Stated goal - Output each line of the material below as a JSON list of strings, one string per line, with blank lines omitted. Do not include the pictures.

Records provided -
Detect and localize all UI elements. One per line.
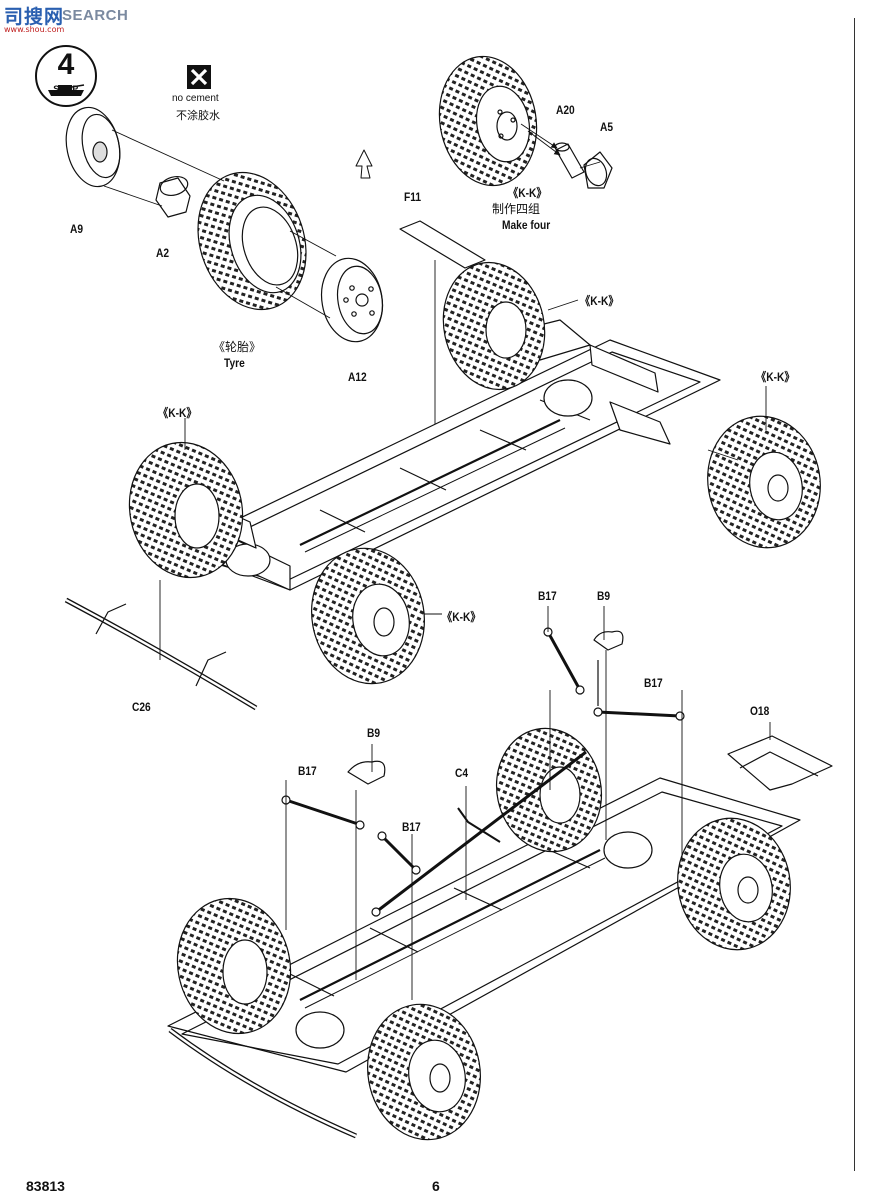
label-b17-4: B17 xyxy=(402,820,421,834)
wheel-group-cn: 制作四组 xyxy=(492,202,541,216)
label-b9-1: B9 xyxy=(597,589,611,603)
no-cement-icon xyxy=(186,64,212,90)
part-a2-hub xyxy=(155,175,191,218)
page-frame xyxy=(14,18,855,1171)
step-word: STEP xyxy=(53,84,79,94)
site-watermark: 司搜网 SEARCH www.shou.com xyxy=(4,2,164,34)
label-c26: C26 xyxy=(132,700,151,714)
wheel-top-right xyxy=(438,55,538,187)
lower-wheel-rear-right xyxy=(677,817,791,951)
chassis-wheel-rear-right xyxy=(707,415,821,549)
label-b9-2: B9 xyxy=(367,726,381,740)
label-b17-3: B17 xyxy=(298,764,317,778)
part-f11-plate xyxy=(399,220,486,269)
part-a20-shaft xyxy=(554,142,585,179)
watermark-brand: SEARCH xyxy=(62,7,129,24)
label-kk-1: 《K-K》 xyxy=(580,294,619,308)
label-o18: O18 xyxy=(750,704,770,718)
part-c26-bumper xyxy=(64,580,258,711)
tyre-label: Tyre xyxy=(224,356,245,370)
tyre-label-cn: 《轮胎》 xyxy=(213,340,262,354)
no-cement-label-cn: 不涂胶水 xyxy=(176,109,220,122)
wheel-a12-rim xyxy=(320,257,384,343)
watermark-url: www.shou.com xyxy=(4,25,65,34)
wheel-a9-rim xyxy=(65,106,121,188)
chassis-wheel-front-right xyxy=(311,547,442,685)
part-o18-plate xyxy=(727,735,833,791)
upper-chassis xyxy=(177,319,721,591)
footer-product-code: 83813 xyxy=(26,1178,65,1194)
step-badge-circle xyxy=(35,45,97,107)
label-f11: F11 xyxy=(404,190,422,204)
label-b17-2: B17 xyxy=(644,676,663,690)
step-number: 4 xyxy=(57,48,75,81)
tank-icon xyxy=(48,90,84,96)
part-a5-cap xyxy=(583,151,613,189)
watermark-logo: 司搜网 xyxy=(4,6,65,28)
label-a2: A2 xyxy=(156,246,170,260)
tyre-top xyxy=(197,171,307,311)
chassis-wheel-rear-left xyxy=(442,261,546,391)
lower-chassis xyxy=(167,777,801,1139)
chassis-wheel-front-left xyxy=(128,441,244,579)
label-a20: A20 xyxy=(556,103,575,117)
label-kk-4: 《K-K》 xyxy=(442,610,481,624)
footer-page-number: 6 xyxy=(432,1178,440,1194)
lower-wheel-front-right xyxy=(367,1003,481,1141)
label-b17-1: B17 xyxy=(538,589,557,603)
label-a12: A12 xyxy=(348,370,367,384)
label-kk-2: 《K-K》 xyxy=(756,370,795,384)
label-a9: A9 xyxy=(70,222,84,236)
step-badge: 4 STEP xyxy=(34,44,98,108)
label-c4: C4 xyxy=(455,766,469,780)
wheel-group-en: Make four xyxy=(502,218,551,232)
lower-wheel-front-left xyxy=(176,897,292,1035)
no-cement-label: no cement xyxy=(172,93,219,104)
wheel-group-ref: 《K-K》 xyxy=(508,186,547,200)
label-kk-3: 《K-K》 xyxy=(158,406,197,420)
leader-lines xyxy=(285,606,771,1000)
label-a5: A5 xyxy=(600,120,614,134)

Correct output -
[
  "Detect and localize all UI elements. One per line.",
  "label-b17-4: B17 xyxy=(402,820,421,834)",
  "wheel-group-cn: 制作四组 xyxy=(492,202,541,216)",
  "label-b9-1: B9 xyxy=(597,589,611,603)",
  "no-cement-icon xyxy=(186,64,212,90)",
  "part-a2-hub xyxy=(155,175,191,218)",
  "page-frame xyxy=(14,18,855,1171)",
  "step-word: STEP xyxy=(53,84,79,94)",
  "site-watermark: 司搜网 SEARCH www.shou.com xyxy=(4,2,164,34)",
  "label-c26: C26 xyxy=(132,700,151,714)",
  "wheel-top-right xyxy=(438,55,538,187)",
  "lower-wheel-rear-right xyxy=(677,817,791,951)",
  "chassis-wheel-rear-right xyxy=(707,415,821,549)",
  "label-b9-2: B9 xyxy=(367,726,381,740)",
  "label-b17-3: B17 xyxy=(298,764,317,778)",
  "part-f11-plate xyxy=(399,220,486,269)",
  "part-a20-shaft xyxy=(554,142,585,179)",
  "watermark-brand: SEARCH xyxy=(62,7,129,24)",
  "label-kk-1: 《K-K》 xyxy=(580,294,619,308)",
  "label-o18: O18 xyxy=(750,704,770,718)",
  "part-c26-bumper xyxy=(64,580,258,711)",
  "tyre-label: Tyre xyxy=(224,356,245,370)",
  "tyre-label-cn: 《轮胎》 xyxy=(213,340,262,354)",
  "no-cement-label-cn: 不涂胶水 xyxy=(176,109,220,122)",
  "wheel-a12-rim xyxy=(320,257,384,343)",
  "watermark-url: www.shou.com xyxy=(4,25,65,34)",
  "wheel-a9-rim xyxy=(65,106,121,188)",
  "chassis-wheel-front-right xyxy=(311,547,442,685)",
  "part-o18-plate xyxy=(727,735,833,791)",
  "upper-chassis xyxy=(177,319,721,591)",
  "footer-product-code: 83813 xyxy=(26,1178,65,1194)",
  "step-badge-circle xyxy=(35,45,97,107)",
  "label-f11: F11 xyxy=(404,190,422,204)",
  "label-b17-2: B17 xyxy=(644,676,663,690)",
  "step-number: 4 xyxy=(57,48,75,81)",
  "tank-icon xyxy=(48,90,84,96)",
  "part-a5-cap xyxy=(583,151,613,189)",
  "watermark-logo: 司搜网 xyxy=(4,6,65,28)",
  "label-a2: A2 xyxy=(156,246,170,260)",
  "tyre-top xyxy=(197,171,307,311)",
  "chassis-wheel-rear-left xyxy=(442,261,546,391)",
  "lower-chassis xyxy=(167,777,801,1139)",
  "chassis-wheel-front-left xyxy=(128,441,244,579)",
  "label-a20: A20 xyxy=(556,103,575,117)",
  "label-kk-4: 《K-K》 xyxy=(442,610,481,624)",
  "footer-page-number: 6 xyxy=(432,1178,440,1194)",
  "lower-wheel-front-right xyxy=(367,1003,481,1141)",
  "label-b17-1: B17 xyxy=(538,589,557,603)",
  "label-a12: A12 xyxy=(348,370,367,384)",
  "label-kk-2: 《K-K》 xyxy=(756,370,795,384)",
  "label-a9: A9 xyxy=(70,222,84,236)",
  "step-badge: 4 STEP xyxy=(34,44,98,108)",
  "label-c4: C4 xyxy=(455,766,469,780)",
  "wheel-group-en: Make four xyxy=(502,218,551,232)",
  "lower-wheel-front-left xyxy=(176,897,292,1035)",
  "no-cement-label: no cement xyxy=(172,93,219,104)",
  "wheel-group-ref: 《K-K》 xyxy=(508,186,547,200)",
  "label-kk-3: 《K-K》 xyxy=(158,406,197,420)",
  "leader-lines xyxy=(285,606,771,1000)",
  "label-a5: A5 xyxy=(600,120,614,134)"
]